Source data
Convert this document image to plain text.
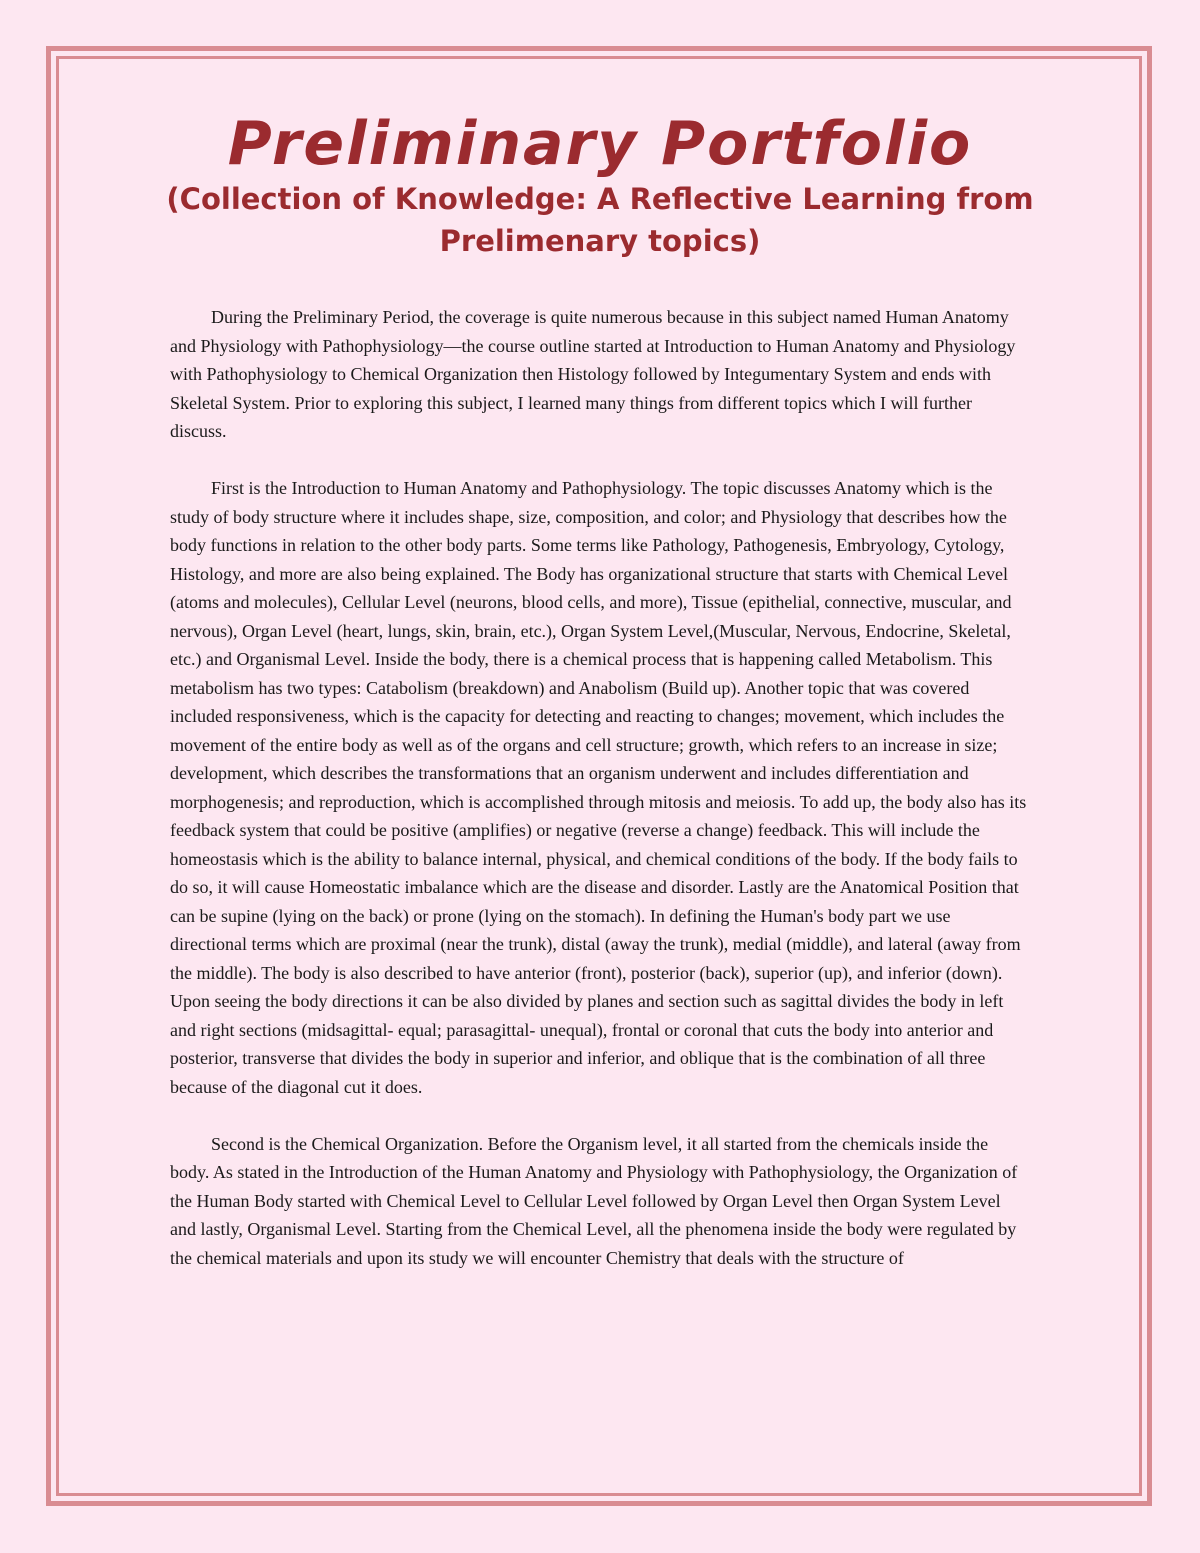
Preliminary Portfolio
(Collection of Knowledge: A Reflective Learning from Prelimenary topics)

During the Preliminary Period, the coverage is quite numerous because in this subject named Human Anatomy and Physiology with Pathophysiology—the course outline started at Introduction to Human Anatomy and Physiology with Pathophysiology to Chemical Organization then Histology followed by Integumentary System and ends with Skeletal System. Prior to exploring this subject, I learned many things from different topics which I will further discuss.

First is the Introduction to Human Anatomy and Pathophysiology. The topic discusses Anatomy which is the study of body structure where it includes shape, size, composition, and color; and Physiology that describes how the body functions in relation to the other body parts. Some terms like Pathology, Pathogenesis, Embryology, Cytology, Histology, and more are also being explained. The Body has organizational structure that starts with Chemical Level (atoms and molecules), Cellular Level (neurons, blood cells, and more), Tissue (epithelial, connective, muscular, and nervous), Organ Level (heart, lungs, skin, brain, etc.), Organ System Level,(Muscular, Nervous, Endocrine, Skeletal, etc.) and Organismal Level. Inside the body, there is a chemical process that is happening called Metabolism. This metabolism has two types: Catabolism (breakdown) and Anabolism (Build up). Another topic that was covered included responsiveness, which is the capacity for detecting and reacting to changes; movement, which includes the movement of the entire body as well as of the organs and cell structure; growth, which refers to an increase in size; development, which describes the transformations that an organism underwent and includes differentiation and morphogenesis; and reproduction, which is accomplished through mitosis and meiosis. To add up, the body also has its feedback system that could be positive (amplifies) or negative (reverse a change) feedback. This will include the homeostasis which is the ability to balance internal, physical, and chemical conditions of the body. If the body fails to do so, it will cause Homeostatic imbalance which are the disease and disorder. Lastly are the Anatomical Position that can be supine (lying on the back) or prone (lying on the stomach). In defining the Human's body part we use directional terms which are proximal (near the trunk), distal (away the trunk), medial (middle), and lateral (away from the middle). The body is also described to have anterior (front), posterior (back), superior (up), and inferior (down). Upon seeing the body directions it can be also divided by planes and section such as sagittal divides the body in left and right sections (midsagittal- equal; parasagittal- unequal), frontal or coronal that cuts the body into anterior and posterior, transverse that divides the body in superior and inferior, and oblique that is the combination of all three because of the diagonal cut it does.

Second is the Chemical Organization. Before the Organism level, it all started from the chemicals inside the body. As stated in the Introduction of the Human Anatomy and Physiology with Pathophysiology, the Organization of the Human Body started with Chemical Level to Cellular Level followed by Organ Level then Organ System Level and lastly, Organismal Level. Starting from the Chemical Level, all the phenomena inside the body were regulated by the chemical materials and upon its study we will encounter Chemistry that deals with the structure of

:: Your objective ::
For every line above that holds the word "Preliminary", report the whole line.

:: Answer for the task ::
Preliminary Portfolio
During the Preliminary Period, the coverage is quite numerous because in this subject named Human Anatomy and Physiology with Pathophysiology—the course outline started at Introduction to Human Anatomy and Physiology with Pathophysiology to Chemical Organization then Histology followed by Integumentary System and ends with Skeletal System. Prior to exploring this subject, I learned many things from different topics which I will further discuss.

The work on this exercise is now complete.